▼

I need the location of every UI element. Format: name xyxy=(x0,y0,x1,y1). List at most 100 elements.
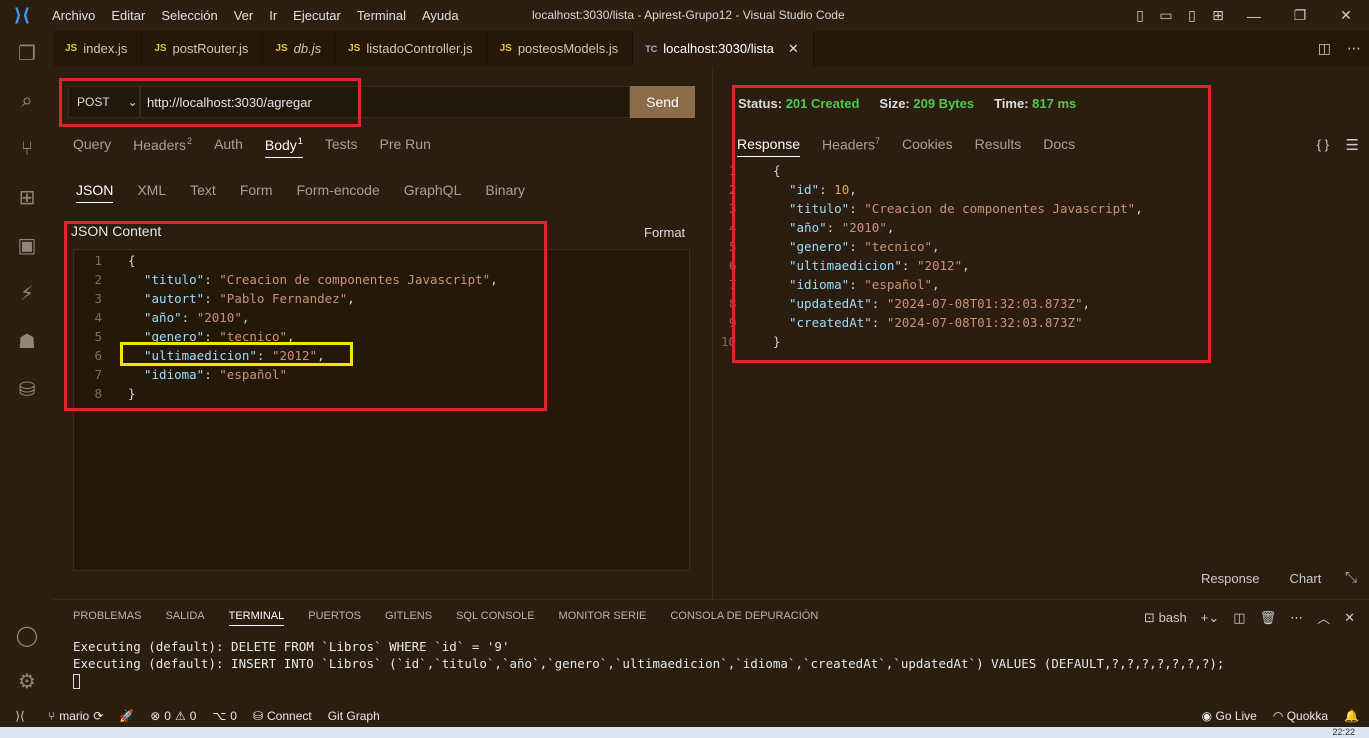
terminal-output[interactable]: Executing (default): DELETE FROM `Libros… xyxy=(73,638,1224,689)
braces-icon[interactable]: { } xyxy=(1317,137,1329,152)
url-input[interactable]: http://localhost:3030/agregar xyxy=(140,86,630,118)
tab-auth[interactable]: Auth xyxy=(214,136,243,158)
notifications-icon[interactable]: 🔔 xyxy=(1344,709,1359,723)
status-label: Status: xyxy=(738,96,783,111)
tab-query[interactable]: Query xyxy=(73,136,111,158)
json-key: "titulo" xyxy=(144,272,205,287)
tab-monitor-serie[interactable]: MONITOR SERIE xyxy=(559,610,647,626)
settings-gear-icon[interactable]: ⚙ xyxy=(13,667,41,695)
source-control-icon[interactable]: ⑂ xyxy=(13,135,41,163)
tab-sql-console[interactable]: SQL CONSOLE xyxy=(456,610,534,626)
new-terminal-icon[interactable]: +⌄ xyxy=(1201,610,1219,626)
more-icon[interactable]: ⋯ xyxy=(1290,610,1303,626)
body-type-graphql[interactable]: GraphQL xyxy=(404,182,462,203)
tab-listadocontroller-js[interactable]: JS listadoController.js xyxy=(336,31,488,66)
customize-layout-icon[interactable]: ⊞ xyxy=(1205,7,1231,24)
problems-indicator[interactable]: ⊗ 0 ⚠ 0 xyxy=(142,709,204,723)
body-type-json[interactable]: JSON xyxy=(76,182,114,203)
tab-docs[interactable]: Docs xyxy=(1043,136,1075,157)
tab-response[interactable]: Response xyxy=(737,136,801,157)
menu-terminal[interactable]: Terminal xyxy=(349,0,414,31)
code-text: "ultimaedicion": "2012", xyxy=(789,258,970,273)
line-number: 4 xyxy=(729,220,737,235)
menu-ejecutar[interactable]: Ejecutar xyxy=(285,0,349,31)
tab-response-headers[interactable]: Headers7 xyxy=(822,136,880,157)
database-icon[interactable]: ⛁ xyxy=(13,375,41,403)
quokka-button[interactable]: ◠ Quokka xyxy=(1273,709,1328,723)
tab-pre-run[interactable]: Pre Run xyxy=(380,136,431,158)
menu-icon[interactable]: ☰ xyxy=(1346,136,1359,154)
close-window-icon[interactable]: ✕ xyxy=(1323,7,1369,24)
body-type-xml[interactable]: XML xyxy=(137,182,166,203)
code-text: "idioma": "español" xyxy=(144,367,288,382)
account-icon[interactable]: ◯ xyxy=(13,621,41,649)
format-button[interactable]: Format xyxy=(644,225,685,240)
toggle-sidebar-icon[interactable]: ▯ xyxy=(1127,7,1153,24)
tab-body[interactable]: Body1 xyxy=(264,136,303,158)
search-icon[interactable]: ⌕ xyxy=(13,87,41,115)
method-select[interactable]: POST ⌄ xyxy=(68,86,140,118)
close-tab-icon[interactable]: ✕ xyxy=(788,41,799,57)
method-value: POST xyxy=(77,95,110,109)
extensions-icon[interactable]: ⊞ xyxy=(13,183,41,211)
menu-ver[interactable]: Ver xyxy=(226,0,262,31)
close-panel-icon[interactable]: ✕ xyxy=(1344,610,1355,626)
toggle-secondary-sidebar-icon[interactable]: ▯ xyxy=(1179,7,1205,24)
expand-icon[interactable]: ⤡ xyxy=(1345,569,1357,586)
menu-editar[interactable]: Editar xyxy=(103,0,153,31)
launch-icon[interactable]: 🚀 xyxy=(111,709,142,723)
code-text: "idioma": "español", xyxy=(789,277,940,292)
split-terminal-icon[interactable]: ◫ xyxy=(1233,610,1245,626)
tab-results[interactable]: Results xyxy=(975,136,1022,157)
tab-posteosmodels-js[interactable]: JS posteosModels.js xyxy=(488,31,634,66)
body-type-form[interactable]: Form xyxy=(240,182,273,203)
send-button[interactable]: Send xyxy=(630,86,695,118)
tab-problemas[interactable]: PROBLEMAS xyxy=(73,610,141,626)
body-type-text[interactable]: Text xyxy=(190,182,216,203)
git-branch[interactable]: ⑂ mario ⟳ xyxy=(40,709,111,723)
tab-db-js[interactable]: JS db.js xyxy=(263,31,337,66)
more-actions-icon[interactable]: ⋯ xyxy=(1347,40,1361,57)
tab-gitlens[interactable]: GITLENS xyxy=(385,610,432,626)
menu-seleccion[interactable]: Selección xyxy=(153,0,225,31)
trash-icon[interactable]: 🗑 xyxy=(1260,610,1277,626)
go-live-button[interactable]: ◉ Go Live xyxy=(1202,709,1257,723)
status-value: 201 Created xyxy=(785,96,860,111)
line-number: 3 xyxy=(94,291,102,306)
tab-cookies[interactable]: Cookies xyxy=(902,136,953,157)
tab-consola-depuracion[interactable]: CONSOLA DE DEPURACIÓN xyxy=(670,610,818,626)
body-type-binary[interactable]: Binary xyxy=(485,182,525,203)
tab-salida[interactable]: SALIDA xyxy=(165,610,204,626)
tab-terminal[interactable]: TERMINAL xyxy=(228,610,285,626)
thunder-client-icon[interactable]: ⚡ xyxy=(13,279,41,307)
body-type-form-encode[interactable]: Form-encode xyxy=(297,182,380,203)
ports-indicator[interactable]: ⌥ 0 xyxy=(204,709,245,723)
view-response[interactable]: Response xyxy=(1201,571,1260,586)
remote-indicator-icon[interactable]: ⟩⟨ xyxy=(0,705,40,727)
explorer-icon[interactable]: ❐ xyxy=(13,39,41,67)
tab-index-js[interactable]: JS index.js xyxy=(53,31,143,66)
json-comma: , xyxy=(962,258,970,273)
tab-localhost-lista[interactable]: TC localhost:3030/lista ✕ xyxy=(633,31,814,66)
minimize-icon[interactable]: — xyxy=(1231,8,1277,24)
tab-puertos[interactable]: PUERTOS xyxy=(308,610,361,626)
tab-tests[interactable]: Tests xyxy=(325,136,358,158)
maximize-panel-icon[interactable]: ︿ xyxy=(1317,608,1330,627)
restore-icon[interactable]: ❐ xyxy=(1277,7,1323,24)
toggle-panel-icon[interactable]: ▭ xyxy=(1153,7,1179,24)
view-chart[interactable]: Chart xyxy=(1290,571,1322,586)
git-graph-button[interactable]: Git Graph xyxy=(320,709,388,723)
alien-extension-icon[interactable]: ☗ xyxy=(13,327,41,355)
menu-ayuda[interactable]: Ayuda xyxy=(414,0,467,31)
menu-archivo[interactable]: Archivo xyxy=(44,0,103,31)
tab-headers[interactable]: Headers2 xyxy=(133,136,192,158)
remote-explorer-icon[interactable]: ▣ xyxy=(13,231,41,259)
split-editor-icon[interactable]: ◫ xyxy=(1318,40,1331,57)
menu-ir[interactable]: Ir xyxy=(261,0,285,31)
tab-postrouter-js[interactable]: JS postRouter.js xyxy=(142,31,264,66)
terminal-selector[interactable]: ⊡ bash xyxy=(1144,610,1187,626)
json-body-editor[interactable]: 1{ 2 "titulo": "Creacion de componentes J… xyxy=(73,249,690,571)
json-value: "2012" xyxy=(271,348,318,363)
line-number: 1 xyxy=(729,163,737,178)
connect-button[interactable]: ⛁ Connect xyxy=(245,709,320,723)
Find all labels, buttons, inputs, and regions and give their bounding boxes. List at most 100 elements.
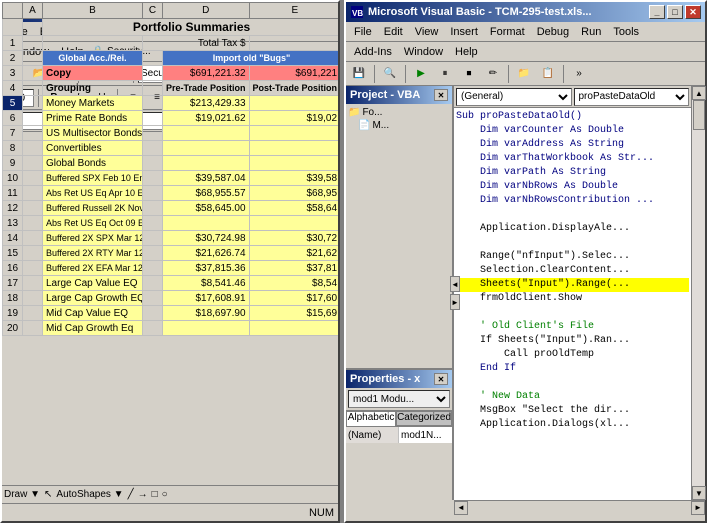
line-btn[interactable]: ╱ (128, 489, 134, 500)
prop-value-cell[interactable]: mod1N... (399, 427, 452, 443)
buff2x-spx-val2[interactable]: $30,72 (249, 231, 338, 246)
scroll-down-btn[interactable]: ▼ (692, 486, 706, 500)
tree-item-folder[interactable]: 📁 Fo... (348, 106, 450, 119)
col-header-d[interactable]: D (163, 3, 250, 19)
cell[interactable] (143, 291, 163, 306)
cell[interactable] (143, 186, 163, 201)
vba-menu-addins[interactable]: Add-Ins (348, 44, 398, 60)
abs-ret-val2[interactable]: $68,95 (249, 186, 338, 201)
buff2x-efa-val[interactable]: $37,815.36 (163, 261, 250, 276)
expand-left-btn[interactable]: ◄ (450, 276, 460, 292)
buff2x-spx-cell[interactable]: Buffered 2X SPX Mar 12 En Inv N... (43, 231, 143, 246)
large-cap-gr-val[interactable]: $17,608.91 (163, 291, 250, 306)
vba-menu-view[interactable]: View (409, 24, 445, 40)
vba-close-btn[interactable]: ✕ (685, 5, 701, 19)
col-header-c[interactable]: C (143, 3, 163, 19)
cell[interactable] (23, 246, 43, 261)
col-header-a[interactable]: A (23, 3, 43, 19)
cell[interactable] (23, 231, 43, 246)
cell[interactable] (163, 156, 250, 171)
abs-ret-cell[interactable]: Abs Ret US Eq Apr 10 En Inv Note (43, 186, 143, 201)
mid-cap-val-val2[interactable]: $15,69 (249, 306, 338, 321)
vba-run-btn[interactable]: ▶ (410, 64, 432, 84)
vba-menu-debug[interactable]: Debug (531, 24, 575, 40)
scroll-left-btn[interactable]: ◄ (454, 501, 468, 515)
vba-menu-insert[interactable]: Insert (444, 24, 484, 40)
cell[interactable] (143, 321, 163, 336)
autoshapes-btn[interactable]: AutoShapes ▼ (56, 489, 123, 500)
amount-e3[interactable]: $691,221 (249, 66, 338, 81)
cell[interactable] (249, 36, 338, 51)
cell[interactable] (163, 141, 250, 156)
cell[interactable] (143, 156, 163, 171)
buff2x-efa-val2[interactable]: $37,81 (249, 261, 338, 276)
copy-cell[interactable]: Copy (43, 66, 143, 81)
cell[interactable] (143, 141, 163, 156)
properties-object-select[interactable]: mod1 Modu... (348, 390, 450, 408)
vba-menu-help[interactable]: Help (449, 44, 484, 60)
general-dropdown[interactable]: (General) (456, 88, 572, 106)
oval-btn[interactable]: ○ (162, 489, 168, 500)
money-markets-val[interactable]: $213,429.33 (163, 96, 250, 111)
buff2x-rty-val2[interactable]: $21,62 (249, 246, 338, 261)
project-close-btn[interactable]: ✕ (434, 89, 448, 101)
cell[interactable] (43, 36, 143, 51)
scroll-thumb[interactable] (693, 100, 705, 130)
rect-btn[interactable]: □ (152, 489, 158, 500)
cell[interactable] (143, 306, 163, 321)
buffered-spx-cell[interactable]: Buffered SPX Feb 10 En Inv Note (43, 171, 143, 186)
scroll-right-btn[interactable]: ► (691, 501, 705, 515)
cell[interactable] (143, 231, 163, 246)
convertibles-cell[interactable]: Convertibles (43, 141, 143, 156)
cell[interactable] (23, 66, 43, 81)
col-header-e[interactable]: E (249, 3, 338, 19)
cell[interactable] (249, 156, 338, 171)
mid-cap-gr-cell[interactable]: Mid Cap Growth Eq (43, 321, 143, 336)
expand-right-btn[interactable]: ► (450, 294, 460, 310)
cell[interactable] (143, 126, 163, 141)
categorized-tab[interactable]: Categorized (396, 411, 452, 426)
vba-menu-tools[interactable]: Tools (607, 24, 645, 40)
prime-rate-val2[interactable]: $19,02 (249, 111, 338, 126)
mid-cap-val-cell[interactable]: Mid Cap Value EQ (43, 306, 143, 321)
alphabetic-tab[interactable]: Alphabetic (346, 411, 396, 426)
vba-minimize-btn[interactable]: _ (649, 5, 665, 19)
cell[interactable] (23, 186, 43, 201)
large-cap-gr-cell[interactable]: Large Cap Growth EQ (43, 291, 143, 306)
vba-menu-format[interactable]: Format (484, 24, 531, 40)
global-bonds-cell[interactable]: Global Bonds (43, 156, 143, 171)
properties-close-btn[interactable]: ✕ (434, 373, 448, 385)
cell[interactable] (163, 321, 250, 336)
large-cap-gr-val2[interactable]: $17,60 (249, 291, 338, 306)
amount-d3[interactable]: $691,221.32 (163, 66, 250, 81)
cell[interactable] (23, 306, 43, 321)
cell[interactable] (23, 51, 43, 66)
vba-menu-window[interactable]: Window (398, 44, 449, 60)
large-cap-val-val2[interactable]: $8,54 (249, 276, 338, 291)
cell[interactable] (23, 321, 43, 336)
cell[interactable] (23, 261, 43, 276)
vba-more-btn[interactable]: » (568, 64, 590, 84)
abs-ret-val[interactable]: $68,955.57 (163, 186, 250, 201)
cell[interactable] (143, 201, 163, 216)
cell[interactable] (23, 19, 43, 36)
cell[interactable] (143, 66, 163, 81)
buff2x-rty-val[interactable]: $21,626.74 (163, 246, 250, 261)
vba-menu-run[interactable]: Run (575, 24, 607, 40)
large-cap-val-val[interactable]: $8,541.46 (163, 276, 250, 291)
buff2x-spx-val[interactable]: $30,724.98 (163, 231, 250, 246)
cell[interactable] (249, 126, 338, 141)
cell[interactable] (23, 81, 43, 96)
scroll-up-btn[interactable]: ▲ (692, 86, 706, 100)
cell[interactable] (143, 216, 163, 231)
money-markets-cell[interactable]: Money Markets (43, 96, 143, 111)
arrow-btn[interactable]: → (138, 489, 148, 500)
cell[interactable] (163, 126, 250, 141)
vba-menu-file[interactable]: File (348, 24, 378, 40)
large-cap-val-cell[interactable]: Large Cap Value EQ (43, 276, 143, 291)
cell[interactable] (143, 261, 163, 276)
cell[interactable] (249, 141, 338, 156)
prime-rate-val[interactable]: $19,021.62 (163, 111, 250, 126)
prime-rate-cell[interactable]: Prime Rate Bonds (43, 111, 143, 126)
draw-arrow-btn[interactable]: ↖ (44, 489, 52, 500)
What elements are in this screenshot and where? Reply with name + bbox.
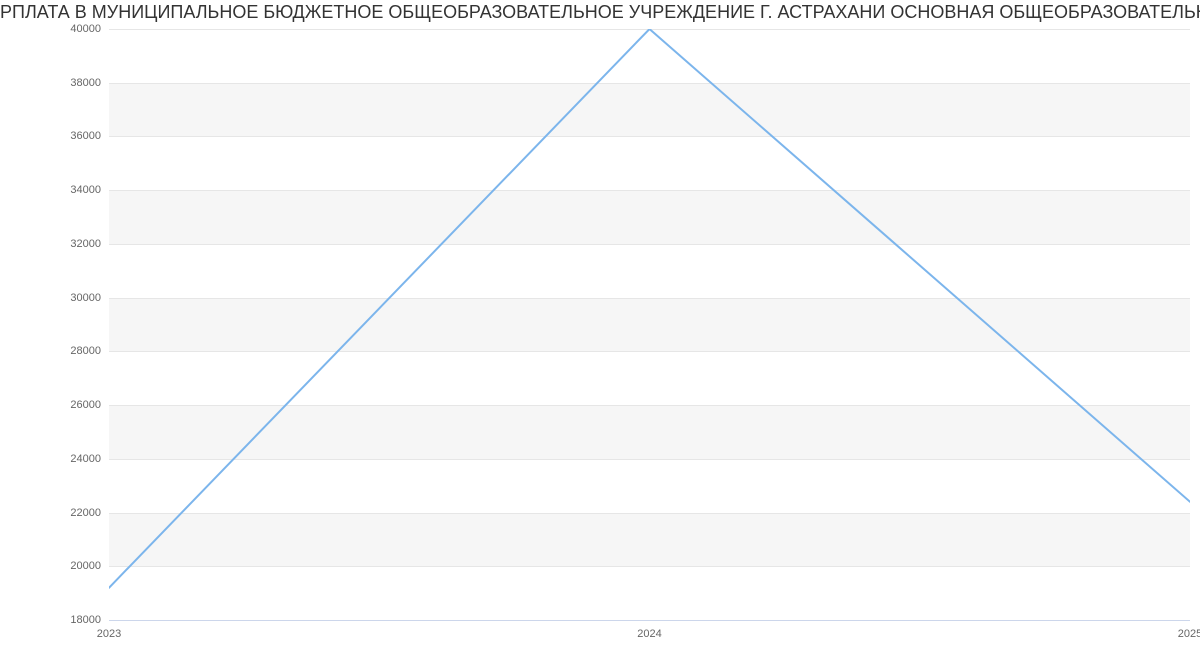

▲

TO BE DONE:
Render the lines of the listing above as a numbered list, from the line containing "terminal-output[interactable]: Executing (default): DELETE" to the line containing "notifications-icon[interactable]: 🔔 xyxy=(1344,709,1359,723)", with both of those lines included and blank lines left out.

THE RESPONSE:
1. terminal-output[interactable]: Executing (default): DELETE FROM `Libros… xyxy=(73,638,1224,689)
2. braces-icon[interactable]: { } xyxy=(1317,137,1329,152)
3. url-input[interactable]: http://localhost:3030/agregar xyxy=(140,86,630,118)
4. tab-auth[interactable]: Auth xyxy=(214,136,243,158)
5. notifications-icon[interactable]: 🔔 xyxy=(1344,709,1359,723)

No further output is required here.